Extracted data entries
..........

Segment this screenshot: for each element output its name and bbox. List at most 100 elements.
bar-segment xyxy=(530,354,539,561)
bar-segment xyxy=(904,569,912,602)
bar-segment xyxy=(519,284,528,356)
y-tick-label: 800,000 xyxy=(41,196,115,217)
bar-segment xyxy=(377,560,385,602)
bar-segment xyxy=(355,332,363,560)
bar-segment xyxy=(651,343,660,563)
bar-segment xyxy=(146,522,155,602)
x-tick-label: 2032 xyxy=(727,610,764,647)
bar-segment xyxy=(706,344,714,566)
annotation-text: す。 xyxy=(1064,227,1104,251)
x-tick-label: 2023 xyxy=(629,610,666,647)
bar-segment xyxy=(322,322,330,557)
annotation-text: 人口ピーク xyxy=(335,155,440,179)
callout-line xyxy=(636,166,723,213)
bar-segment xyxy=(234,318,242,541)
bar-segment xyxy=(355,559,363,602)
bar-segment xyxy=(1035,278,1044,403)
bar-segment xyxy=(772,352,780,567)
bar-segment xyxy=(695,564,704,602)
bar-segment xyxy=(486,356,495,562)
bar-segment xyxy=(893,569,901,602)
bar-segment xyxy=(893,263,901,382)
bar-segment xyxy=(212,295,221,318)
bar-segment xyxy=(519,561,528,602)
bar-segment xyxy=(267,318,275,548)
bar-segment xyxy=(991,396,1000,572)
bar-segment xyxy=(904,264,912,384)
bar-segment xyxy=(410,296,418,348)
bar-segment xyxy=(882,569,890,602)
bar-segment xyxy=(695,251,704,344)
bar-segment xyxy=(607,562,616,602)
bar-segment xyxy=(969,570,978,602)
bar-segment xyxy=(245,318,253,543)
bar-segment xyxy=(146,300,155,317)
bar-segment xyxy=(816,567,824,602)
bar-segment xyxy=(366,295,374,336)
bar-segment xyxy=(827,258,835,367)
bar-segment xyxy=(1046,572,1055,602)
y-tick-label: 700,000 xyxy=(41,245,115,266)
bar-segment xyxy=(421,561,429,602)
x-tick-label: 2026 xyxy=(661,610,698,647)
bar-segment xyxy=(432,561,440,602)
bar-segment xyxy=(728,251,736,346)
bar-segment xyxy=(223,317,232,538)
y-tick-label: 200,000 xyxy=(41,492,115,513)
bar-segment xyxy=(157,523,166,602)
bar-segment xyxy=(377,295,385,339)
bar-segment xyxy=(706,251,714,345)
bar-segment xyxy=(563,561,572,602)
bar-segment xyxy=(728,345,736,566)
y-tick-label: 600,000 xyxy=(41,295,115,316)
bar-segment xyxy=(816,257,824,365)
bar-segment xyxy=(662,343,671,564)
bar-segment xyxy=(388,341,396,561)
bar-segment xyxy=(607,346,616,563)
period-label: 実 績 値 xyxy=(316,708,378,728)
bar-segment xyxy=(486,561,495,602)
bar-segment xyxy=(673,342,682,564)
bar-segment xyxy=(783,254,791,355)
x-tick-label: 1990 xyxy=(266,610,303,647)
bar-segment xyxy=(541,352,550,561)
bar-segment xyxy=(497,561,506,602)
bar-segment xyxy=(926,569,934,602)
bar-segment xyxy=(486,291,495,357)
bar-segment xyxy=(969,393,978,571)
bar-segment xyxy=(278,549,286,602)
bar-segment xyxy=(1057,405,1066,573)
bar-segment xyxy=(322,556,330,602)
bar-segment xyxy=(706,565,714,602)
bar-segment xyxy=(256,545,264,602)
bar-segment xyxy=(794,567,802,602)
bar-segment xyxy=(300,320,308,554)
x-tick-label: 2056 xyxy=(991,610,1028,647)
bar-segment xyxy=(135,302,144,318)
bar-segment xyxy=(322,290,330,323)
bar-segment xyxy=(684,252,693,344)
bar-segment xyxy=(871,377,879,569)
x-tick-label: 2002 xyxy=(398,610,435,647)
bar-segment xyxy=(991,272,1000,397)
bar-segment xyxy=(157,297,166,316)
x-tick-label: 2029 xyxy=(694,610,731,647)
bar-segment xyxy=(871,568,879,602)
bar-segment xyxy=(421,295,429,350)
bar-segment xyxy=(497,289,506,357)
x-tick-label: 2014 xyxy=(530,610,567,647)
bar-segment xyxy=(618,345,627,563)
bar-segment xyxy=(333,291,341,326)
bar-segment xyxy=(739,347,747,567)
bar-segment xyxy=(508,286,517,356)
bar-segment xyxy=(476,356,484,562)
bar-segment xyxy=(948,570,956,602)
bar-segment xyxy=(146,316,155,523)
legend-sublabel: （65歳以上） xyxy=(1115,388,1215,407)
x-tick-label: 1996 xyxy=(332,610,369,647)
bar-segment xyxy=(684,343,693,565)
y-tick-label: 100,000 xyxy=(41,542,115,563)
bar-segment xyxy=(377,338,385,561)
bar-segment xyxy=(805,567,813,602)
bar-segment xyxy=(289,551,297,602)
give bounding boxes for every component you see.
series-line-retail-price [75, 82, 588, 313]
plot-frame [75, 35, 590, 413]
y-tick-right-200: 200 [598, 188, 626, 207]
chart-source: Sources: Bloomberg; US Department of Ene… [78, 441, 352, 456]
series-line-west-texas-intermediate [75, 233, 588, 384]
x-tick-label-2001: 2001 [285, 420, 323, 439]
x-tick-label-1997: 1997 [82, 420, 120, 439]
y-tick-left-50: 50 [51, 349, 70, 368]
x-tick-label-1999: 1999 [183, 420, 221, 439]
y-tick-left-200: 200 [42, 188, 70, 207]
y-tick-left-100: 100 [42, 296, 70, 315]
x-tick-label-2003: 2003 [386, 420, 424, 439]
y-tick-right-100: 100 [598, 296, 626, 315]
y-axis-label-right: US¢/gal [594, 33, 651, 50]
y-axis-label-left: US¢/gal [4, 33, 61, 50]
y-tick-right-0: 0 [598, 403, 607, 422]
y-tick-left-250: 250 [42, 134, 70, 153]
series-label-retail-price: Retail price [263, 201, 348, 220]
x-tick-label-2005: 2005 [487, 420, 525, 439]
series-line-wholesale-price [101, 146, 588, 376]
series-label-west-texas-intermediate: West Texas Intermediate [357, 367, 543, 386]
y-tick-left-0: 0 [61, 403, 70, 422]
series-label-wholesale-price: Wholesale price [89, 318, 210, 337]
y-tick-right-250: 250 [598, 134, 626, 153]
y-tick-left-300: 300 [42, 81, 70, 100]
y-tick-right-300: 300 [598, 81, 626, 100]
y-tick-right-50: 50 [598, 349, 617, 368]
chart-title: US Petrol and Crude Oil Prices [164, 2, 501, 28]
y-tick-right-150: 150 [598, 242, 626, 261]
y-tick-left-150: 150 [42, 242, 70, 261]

..........

> [DIRECTIVE] Copy every line of the listing above verbatim, in the same order.

> [SOLUTION FOR THIS TASK]
Segment this screenshot: for each element output its name and bbox. List at most 100 elements.
bar-segment xyxy=(530,354,539,561)
bar-segment xyxy=(904,569,912,602)
bar-segment xyxy=(519,284,528,356)
y-tick-label: 800,000 xyxy=(41,196,115,217)
bar-segment xyxy=(377,560,385,602)
bar-segment xyxy=(355,332,363,560)
bar-segment xyxy=(651,343,660,563)
bar-segment xyxy=(146,522,155,602)
x-tick-label: 2032 xyxy=(727,610,764,647)
bar-segment xyxy=(706,344,714,566)
annotation-text: す。 xyxy=(1064,227,1104,251)
x-tick-label: 2023 xyxy=(629,610,666,647)
bar-segment xyxy=(322,322,330,557)
annotation-text: 人口ピーク xyxy=(335,155,440,179)
callout-line xyxy=(636,166,723,213)
bar-segment xyxy=(234,318,242,541)
bar-segment xyxy=(355,559,363,602)
bar-segment xyxy=(1035,278,1044,403)
bar-segment xyxy=(772,352,780,567)
bar-segment xyxy=(695,564,704,602)
bar-segment xyxy=(486,356,495,562)
bar-segment xyxy=(893,569,901,602)
bar-segment xyxy=(893,263,901,382)
bar-segment xyxy=(212,295,221,318)
bar-segment xyxy=(519,561,528,602)
bar-segment xyxy=(267,318,275,548)
bar-segment xyxy=(991,396,1000,572)
bar-segment xyxy=(904,264,912,384)
bar-segment xyxy=(410,296,418,348)
bar-segment xyxy=(882,569,890,602)
bar-segment xyxy=(695,251,704,344)
bar-segment xyxy=(607,562,616,602)
bar-segment xyxy=(969,570,978,602)
bar-segment xyxy=(245,318,253,543)
bar-segment xyxy=(146,300,155,317)
bar-segment xyxy=(816,567,824,602)
bar-segment xyxy=(366,295,374,336)
bar-segment xyxy=(827,258,835,367)
bar-segment xyxy=(1046,572,1055,602)
y-tick-label: 700,000 xyxy=(41,245,115,266)
bar-segment xyxy=(421,561,429,602)
x-tick-label: 2026 xyxy=(661,610,698,647)
bar-segment xyxy=(432,561,440,602)
bar-segment xyxy=(728,251,736,346)
bar-segment xyxy=(223,317,232,538)
y-tick-label: 200,000 xyxy=(41,492,115,513)
bar-segment xyxy=(157,523,166,602)
bar-segment xyxy=(377,295,385,339)
bar-segment xyxy=(706,251,714,345)
bar-segment xyxy=(563,561,572,602)
bar-segment xyxy=(728,345,736,566)
y-tick-label: 600,000 xyxy=(41,295,115,316)
bar-segment xyxy=(816,257,824,365)
bar-segment xyxy=(662,343,671,564)
bar-segment xyxy=(388,341,396,561)
bar-segment xyxy=(607,346,616,563)
period-label: 実 績 値 xyxy=(316,708,378,728)
bar-segment xyxy=(486,561,495,602)
bar-segment xyxy=(673,342,682,564)
bar-segment xyxy=(783,254,791,355)
x-tick-label: 1990 xyxy=(266,610,303,647)
bar-segment xyxy=(541,352,550,561)
bar-segment xyxy=(497,561,506,602)
bar-segment xyxy=(926,569,934,602)
bar-segment xyxy=(486,291,495,357)
bar-segment xyxy=(969,393,978,571)
bar-segment xyxy=(278,549,286,602)
bar-segment xyxy=(1057,405,1066,573)
bar-segment xyxy=(322,556,330,602)
bar-segment xyxy=(706,565,714,602)
bar-segment xyxy=(256,545,264,602)
bar-segment xyxy=(794,567,802,602)
bar-segment xyxy=(300,320,308,554)
x-tick-label: 2056 xyxy=(991,610,1028,647)
bar-segment xyxy=(135,302,144,318)
bar-segment xyxy=(322,290,330,323)
bar-segment xyxy=(684,252,693,344)
bar-segment xyxy=(871,377,879,569)
x-tick-label: 2002 xyxy=(398,610,435,647)
bar-segment xyxy=(991,272,1000,397)
bar-segment xyxy=(157,297,166,316)
x-tick-label: 2029 xyxy=(694,610,731,647)
bar-segment xyxy=(871,568,879,602)
bar-segment xyxy=(421,295,429,350)
bar-segment xyxy=(497,289,506,357)
x-tick-label: 2014 xyxy=(530,610,567,647)
bar-segment xyxy=(618,345,627,563)
bar-segment xyxy=(333,291,341,326)
bar-segment xyxy=(739,347,747,567)
bar-segment xyxy=(508,286,517,356)
bar-segment xyxy=(476,356,484,562)
bar-segment xyxy=(948,570,956,602)
bar-segment xyxy=(146,316,155,523)
legend-sublabel: （65歳以上） xyxy=(1115,388,1215,407)
x-tick-label: 1996 xyxy=(332,610,369,647)
bar-segment xyxy=(684,343,693,565)
y-tick-label: 100,000 xyxy=(41,542,115,563)
bar-segment xyxy=(377,338,385,561)
bar-segment xyxy=(805,567,813,602)
bar-segment xyxy=(289,551,297,602)
give bounding boxes for every component you see.
series-line-retail-price [75, 82, 588, 313]
plot-frame [75, 35, 590, 413]
y-tick-right-200: 200 [598, 188, 626, 207]
chart-source: Sources: Bloomberg; US Department of Ene… [78, 441, 352, 456]
series-line-west-texas-intermediate [75, 233, 588, 384]
x-tick-label-2001: 2001 [285, 420, 323, 439]
x-tick-label-1997: 1997 [82, 420, 120, 439]
y-tick-left-50: 50 [51, 349, 70, 368]
x-tick-label-1999: 1999 [183, 420, 221, 439]
y-tick-left-200: 200 [42, 188, 70, 207]
y-tick-left-100: 100 [42, 296, 70, 315]
x-tick-label-2003: 2003 [386, 420, 424, 439]
y-tick-right-100: 100 [598, 296, 626, 315]
y-axis-label-right: US¢/gal [594, 33, 651, 50]
y-axis-label-left: US¢/gal [4, 33, 61, 50]
y-tick-right-0: 0 [598, 403, 607, 422]
y-tick-left-250: 250 [42, 134, 70, 153]
series-label-retail-price: Retail price [263, 201, 348, 220]
x-tick-label-2005: 2005 [487, 420, 525, 439]
series-line-wholesale-price [101, 146, 588, 376]
series-label-west-texas-intermediate: West Texas Intermediate [357, 367, 543, 386]
y-tick-left-0: 0 [61, 403, 70, 422]
series-label-wholesale-price: Wholesale price [89, 318, 210, 337]
y-tick-right-250: 250 [598, 134, 626, 153]
y-tick-left-300: 300 [42, 81, 70, 100]
y-tick-right-300: 300 [598, 81, 626, 100]
y-tick-right-50: 50 [598, 349, 617, 368]
chart-title: US Petrol and Crude Oil Prices [164, 2, 501, 28]
y-tick-right-150: 150 [598, 242, 626, 261]
y-tick-left-150: 150 [42, 242, 70, 261]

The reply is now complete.